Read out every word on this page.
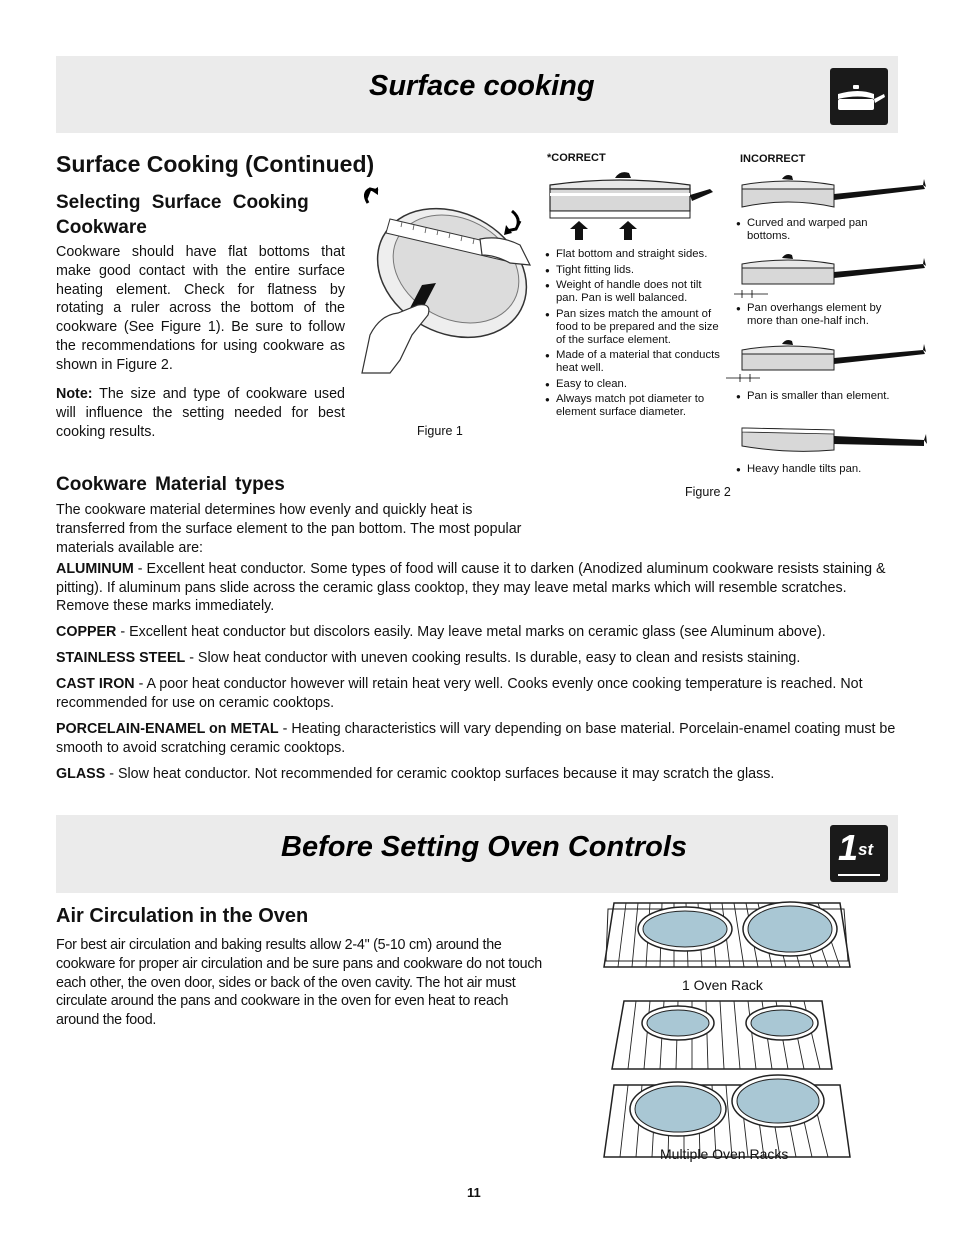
Surface cooking
Surface Cooking (Continued)
Selecting Surface Cooking Cookware
Cookware should have flat bottoms that make good contact with the entire surface heating element. Check for flatness by rotating a ruler across the bottom of the cookware (See Figure 1). Be sure to follow the recommendations for using cookware as shown in Figure 2.
Note: The size and type of cookware used will influence the setting needed for best cooking results.	Figure 1
*CORRECT	INCORRECT
● Flat bottom and straight sides.
● Tight fitting lids.
● Weight of handle does not tilt pan. Pan is well balanced.
● Pan sizes match the amount of food to be prepared and the size of the surface element.
● Made of a material that conducts heat well.
● Easy to clean.
● Always match pot diameter to element surface diameter.
● Curved and warped pan bottoms.
● Pan overhangs element by more than one-half inch.
● Pan is smaller than element.
● Heavy handle tilts pan.
Figure 2
Cookware Material types
The cookware material determines how evenly and quickly heat is transferred from the surface element to the pan bottom. The most popular materials available are:
ALUMINUM - Excellent heat conductor. Some types of food will cause it to darken (Anodized aluminum cookware resists staining & pitting). If aluminum pans slide across the ceramic glass cooktop, they may leave metal marks which will resemble scratches. Remove these marks immediately.
COPPER - Excellent heat conductor but discolors easily. May leave metal marks on ceramic glass (see Aluminum above).
STAINLESS STEEL - Slow heat conductor with uneven cooking results. Is durable, easy to clean and resists staining.
CAST IRON - A poor heat conductor however will retain heat very well. Cooks evenly once cooking temperature is reached. Not recommended for use on ceramic cooktops.
PORCELAIN-ENAMEL on METAL - Heating characteristics will vary depending on base material. Porcelain-enamel coating must be smooth to avoid scratching ceramic cooktops.
GLASS - Slow heat conductor. Not recommended for ceramic cooktop surfaces because it may scratch the glass.
Before Setting Oven Controls	1st
Air Circulation in the Oven
For best air circulation and baking results allow 2-4" (5-10 cm) around the cookware for proper air circulation and be sure pans and cookware do not touch each other, the oven door, sides or back of the oven cavity. The hot air must circulate around the pans and cookware in the oven for even heat to reach around the food.
1 Oven Rack
Multiple Oven Racks
11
──────
• **What you will do**
Copy everything in the records above except the pictures, exactly as written.

• **Solution for this problem**
Read out every word on this page.
Surface cooking
Surface Cooking (Continued)
Selecting Surface Cooking Cookware
Cookware should have flat bottoms that make good contact with the entire surface heating element. Check for flatness by rotating a ruler across the bottom of the cookware (See Figure 1). Be sure to follow the recommendations for using cookware as shown in Figure 2.
Note: The size and type of cookware used will influence the setting needed for best cooking results.	Figure 1
*CORRECT	INCORRECT
● Flat bottom and straight sides.
● Tight fitting lids.
● Weight of handle does not tilt pan. Pan is well balanced.
● Pan sizes match the amount of food to be prepared and the size of the surface element.
● Made of a material that conducts heat well.
● Easy to clean.
● Always match pot diameter to element surface diameter.
● Curved and warped pan bottoms.
● Pan overhangs element by more than one-half inch.
● Pan is smaller than element.
● Heavy handle tilts pan.
Figure 2
Cookware Material types
The cookware material determines how evenly and quickly heat is transferred from the surface element to the pan bottom. The most popular materials available are:
ALUMINUM - Excellent heat conductor. Some types of food will cause it to darken (Anodized aluminum cookware resists staining & pitting). If aluminum pans slide across the ceramic glass cooktop, they may leave metal marks which will resemble scratches. Remove these marks immediately.
COPPER - Excellent heat conductor but discolors easily. May leave metal marks on ceramic glass (see Aluminum above).
STAINLESS STEEL - Slow heat conductor with uneven cooking results. Is durable, easy to clean and resists staining.
CAST IRON - A poor heat conductor however will retain heat very well. Cooks evenly once cooking temperature is reached. Not recommended for use on ceramic cooktops.
PORCELAIN-ENAMEL on METAL - Heating characteristics will vary depending on base material. Porcelain-enamel coating must be smooth to avoid scratching ceramic cooktops.
GLASS - Slow heat conductor. Not recommended for ceramic cooktop surfaces because it may scratch the glass.
Before Setting Oven Controls	1st
Air Circulation in the Oven
For best air circulation and baking results allow 2-4" (5-10 cm) around the cookware for proper air circulation and be sure pans and cookware do not touch each other, the oven door, sides or back of the oven cavity. The hot air must circulate around the pans and cookware in the oven for even heat to reach around the food.
1 Oven Rack
Multiple Oven Racks
11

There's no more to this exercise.